● **AIM**
Transcribe every line of the material below without changing a character, and leave the pictures out of your answer.

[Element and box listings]
((
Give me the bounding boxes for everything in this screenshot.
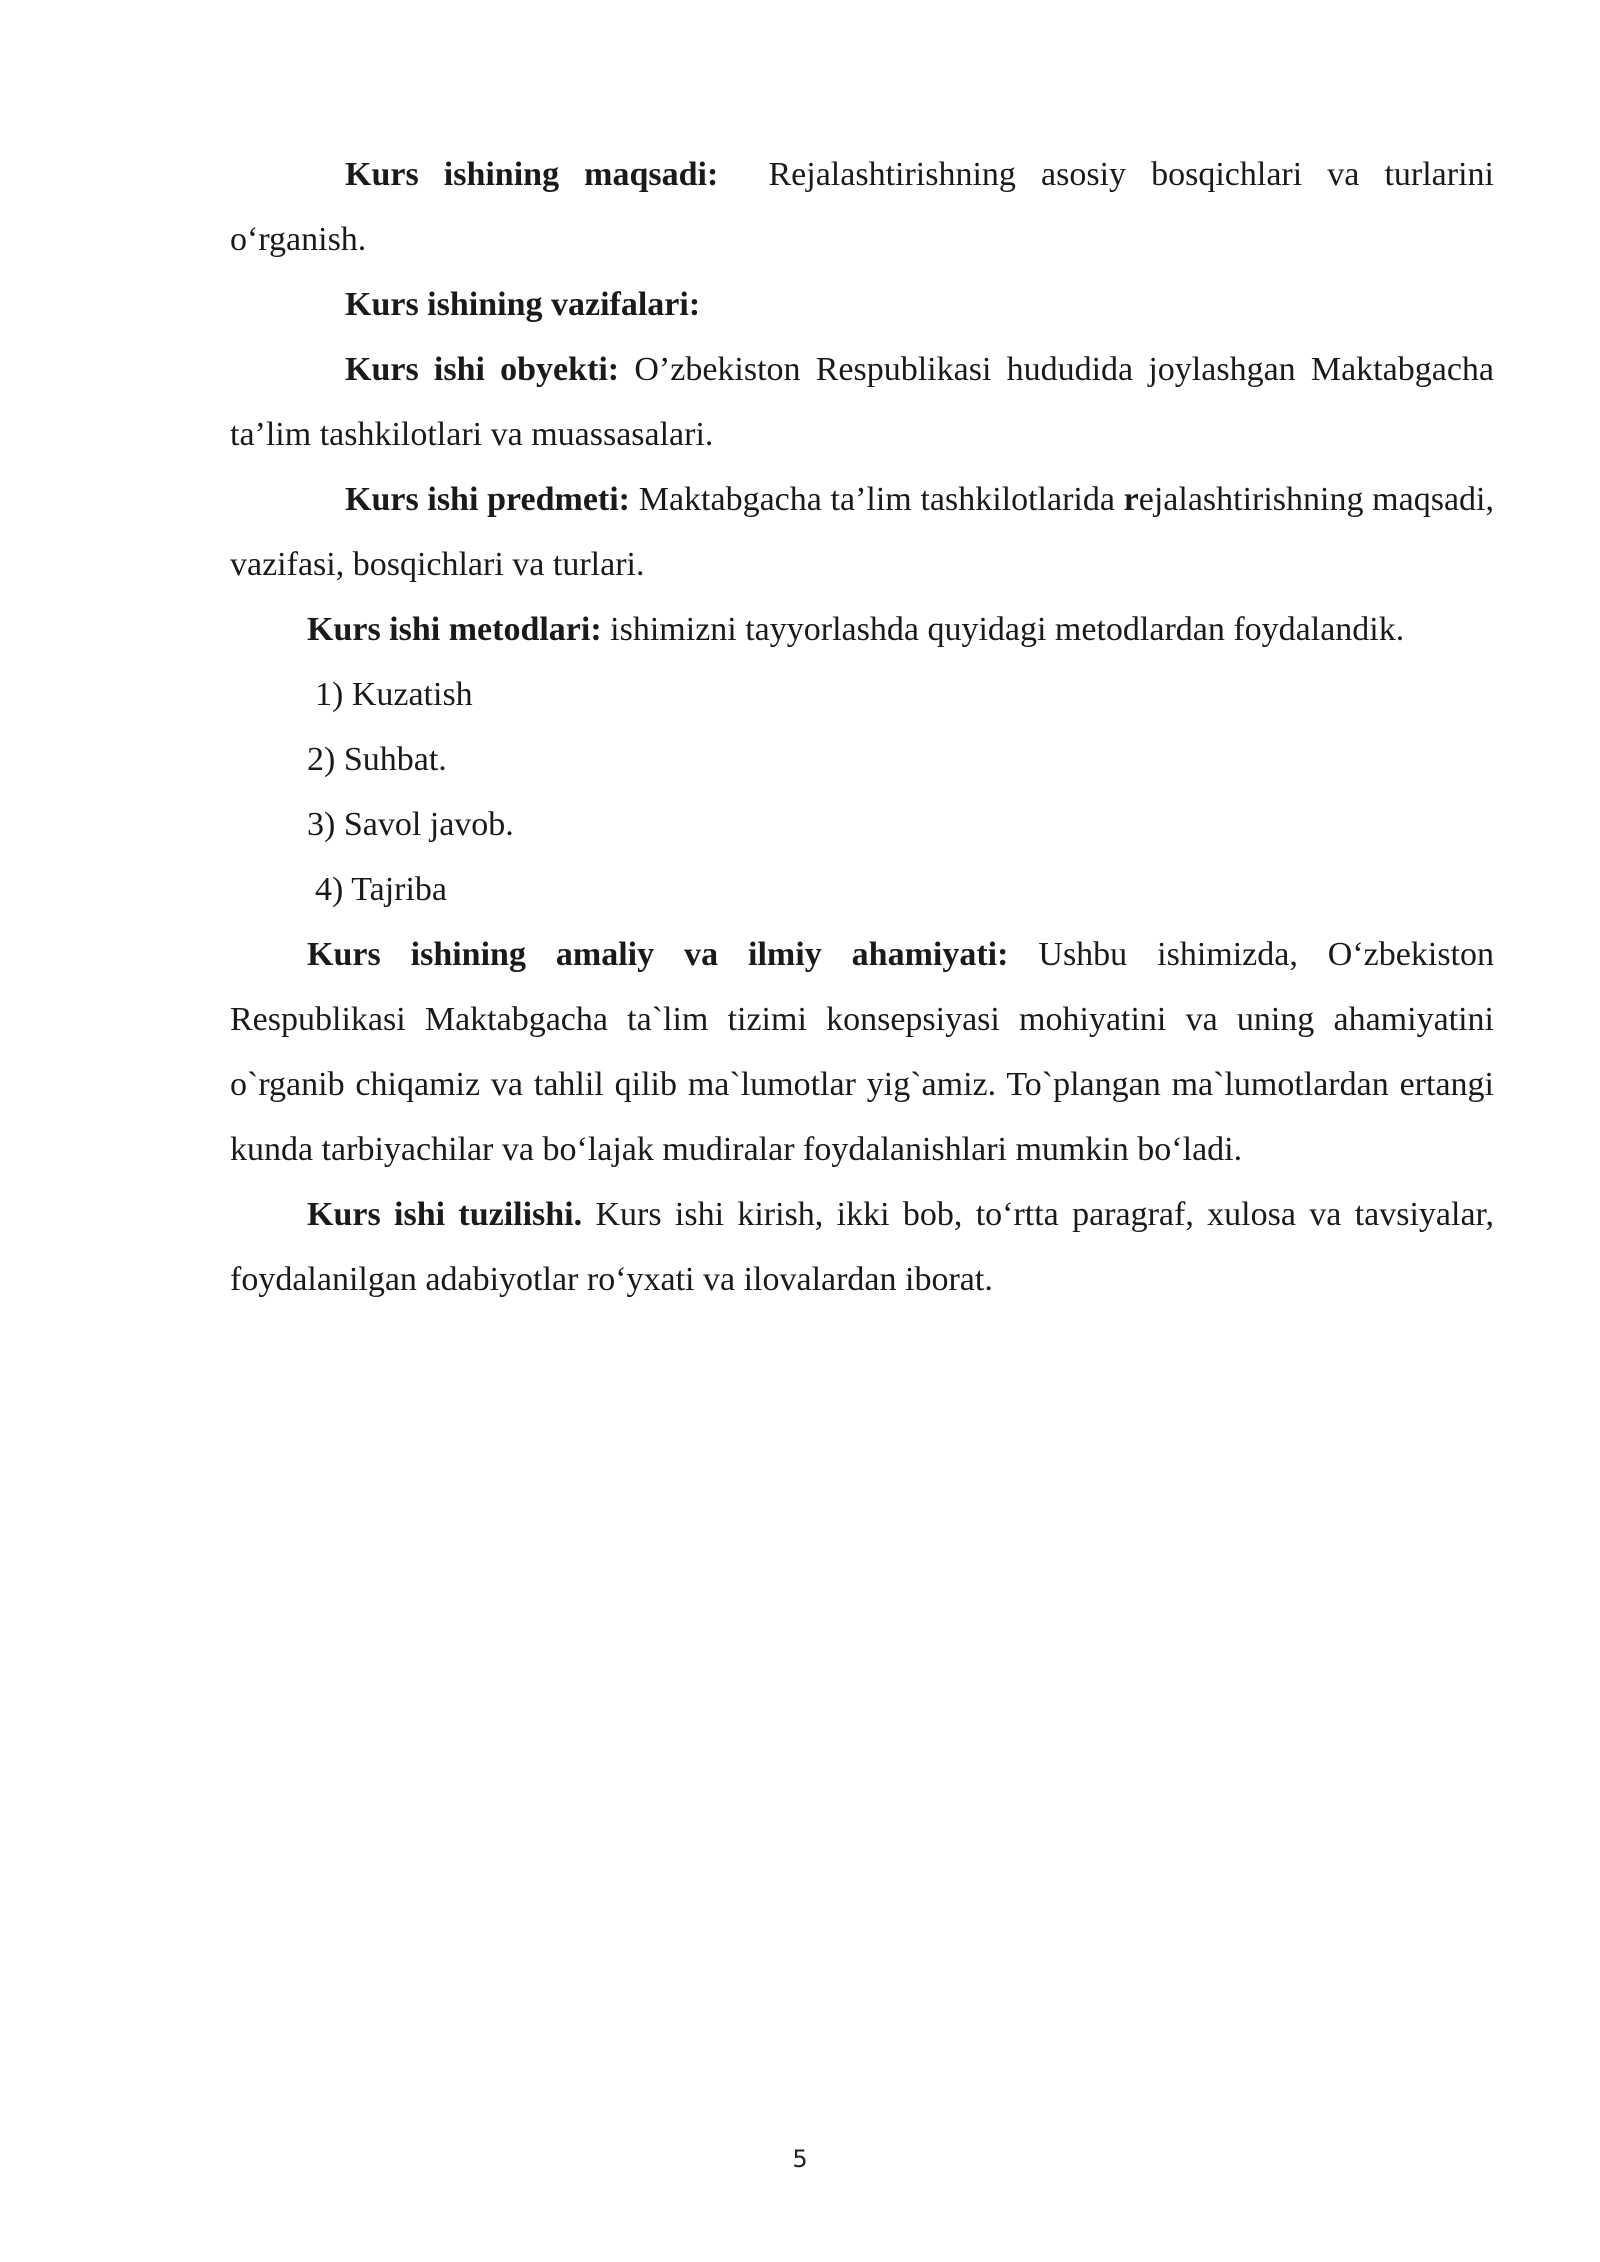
method-item: 3) Savol javob. xyxy=(307,806,514,843)
paragraph-subject-text-before: Maktabgacha ta’lim tashkilotlarida xyxy=(630,481,1124,518)
document-body xyxy=(230,142,1503,1312)
method-item: 1) Kuzatish xyxy=(315,676,473,713)
page-number: 5 xyxy=(792,2145,808,2173)
paragraph-goal-label: Kurs ishining maqsadi: xyxy=(345,156,719,193)
paragraph-subject-text-after: ejalashtirishning maqsadi, vazifasi, bosqichlari va turlari. xyxy=(230,481,1494,583)
paragraph-methods-label: Kurs ishi metodlari: xyxy=(307,611,602,648)
paragraph-structure-text: Kurs ishi kirish, ikki bob, to‘rtta paragraf, xulosa va tavsiyalar, foydalanilgan adabiyotlar ro‘yxati va ilovalardan iborat. xyxy=(230,1196,1494,1298)
paragraph-tasks-label: Kurs ishining vazifalari: xyxy=(345,286,701,323)
paragraph-subject-label: Kurs ishi predmeti: xyxy=(345,481,631,518)
method-item: 4) Tajriba xyxy=(315,871,447,908)
paragraph-tasks xyxy=(230,272,1494,337)
paragraph-goal xyxy=(230,142,1503,272)
paragraph-object xyxy=(230,337,1494,467)
paragraph-structure xyxy=(230,1182,1494,1312)
paragraph-object-label: Kurs ishi obyekti: xyxy=(345,351,620,388)
paragraph-goal-text: Rejalashtirishning asosiy bosqichlari va turlarini o‘rganish. xyxy=(230,156,1503,258)
paragraph-significance xyxy=(230,922,1494,1182)
paragraph-subject-bold-letter: r xyxy=(1123,481,1139,518)
paragraph-significance-label: Kurs ishining amaliy va ilmiy ahamiyati: xyxy=(307,936,1009,973)
method-item: 2) Suhbat. xyxy=(307,741,447,778)
paragraph-significance-text: Ushbu ishimizda, O‘zbekiston Respublikasi Maktabgacha ta`lim tizimi konsepsiyasi mohiyatini va uning ahamiyatini o`rganib chiqamiz va tahlil qilib ma`lumotlar yig`amiz. To`plangan ma`lumotlardan ertangi kunda tarbiyachilar va bo‘lajak mudiralar foydalanishlari mumkin bo‘ladi. xyxy=(230,936,1494,1168)
paragraph-structure-label: Kurs ishi tuzilishi. xyxy=(307,1196,583,1233)
paragraph-methods-text: ishimizni tayyorlashda quyidagi metodlardan foydalandik. xyxy=(601,611,1405,648)
paragraph-object-text: O’zbekiston Respublikasi hududida joylashgan Maktabgacha ta’lim tashkilotlari va muassasalari. xyxy=(230,351,1494,453)
paragraph-methods xyxy=(230,597,1494,662)
paragraph-subject xyxy=(230,467,1494,597)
))
● **FINISHED TASK**
Give me the bounding boxes for everything in this screenshot.
method-item: 3) Savol javob. xyxy=(307,806,514,843)
paragraph-subject-text-before: Maktabgacha ta’lim tashkilotlarida xyxy=(630,481,1124,518)
document-body xyxy=(230,142,1503,1312)
method-item: 1) Kuzatish xyxy=(315,676,473,713)
page-number: 5 xyxy=(792,2145,808,2173)
paragraph-goal-label: Kurs ishining maqsadi: xyxy=(345,156,719,193)
paragraph-subject-text-after: ejalashtirishning maqsadi, vazifasi, bosqichlari va turlari. xyxy=(230,481,1494,583)
paragraph-methods-label: Kurs ishi metodlari: xyxy=(307,611,602,648)
paragraph-structure-text: Kurs ishi kirish, ikki bob, to‘rtta paragraf, xulosa va tavsiyalar, foydalanilgan adabiyotlar ro‘yxati va ilovalardan iborat. xyxy=(230,1196,1494,1298)
paragraph-tasks-label: Kurs ishining vazifalari: xyxy=(345,286,701,323)
paragraph-subject-label: Kurs ishi predmeti: xyxy=(345,481,631,518)
method-item: 4) Tajriba xyxy=(315,871,447,908)
paragraph-tasks xyxy=(230,272,1494,337)
paragraph-goal xyxy=(230,142,1503,272)
paragraph-object xyxy=(230,337,1494,467)
paragraph-structure xyxy=(230,1182,1494,1312)
paragraph-object-label: Kurs ishi obyekti: xyxy=(345,351,620,388)
paragraph-goal-text: Rejalashtirishning asosiy bosqichlari va turlarini o‘rganish. xyxy=(230,156,1503,258)
paragraph-significance xyxy=(230,922,1494,1182)
paragraph-subject-bold-letter: r xyxy=(1123,481,1139,518)
paragraph-significance-label: Kurs ishining amaliy va ilmiy ahamiyati: xyxy=(307,936,1009,973)
method-item: 2) Suhbat. xyxy=(307,741,447,778)
paragraph-significance-text: Ushbu ishimizda, O‘zbekiston Respublikasi Maktabgacha ta`lim tizimi konsepsiyasi mohiyatini va uning ahamiyatini o`rganib chiqamiz va tahlil qilib ma`lumotlar yig`amiz. To`plangan ma`lumotlardan ertangi kunda tarbiyachilar va bo‘lajak mudiralar foydalanishlari mumkin bo‘ladi. xyxy=(230,936,1494,1168)
paragraph-structure-label: Kurs ishi tuzilishi. xyxy=(307,1196,583,1233)
paragraph-methods-text: ishimizni tayyorlashda quyidagi metodlardan foydalandik. xyxy=(601,611,1405,648)
paragraph-object-text: O’zbekiston Respublikasi hududida joylashgan Maktabgacha ta’lim tashkilotlari va muassasalari. xyxy=(230,351,1494,453)
paragraph-methods xyxy=(230,597,1494,662)
paragraph-subject xyxy=(230,467,1494,597)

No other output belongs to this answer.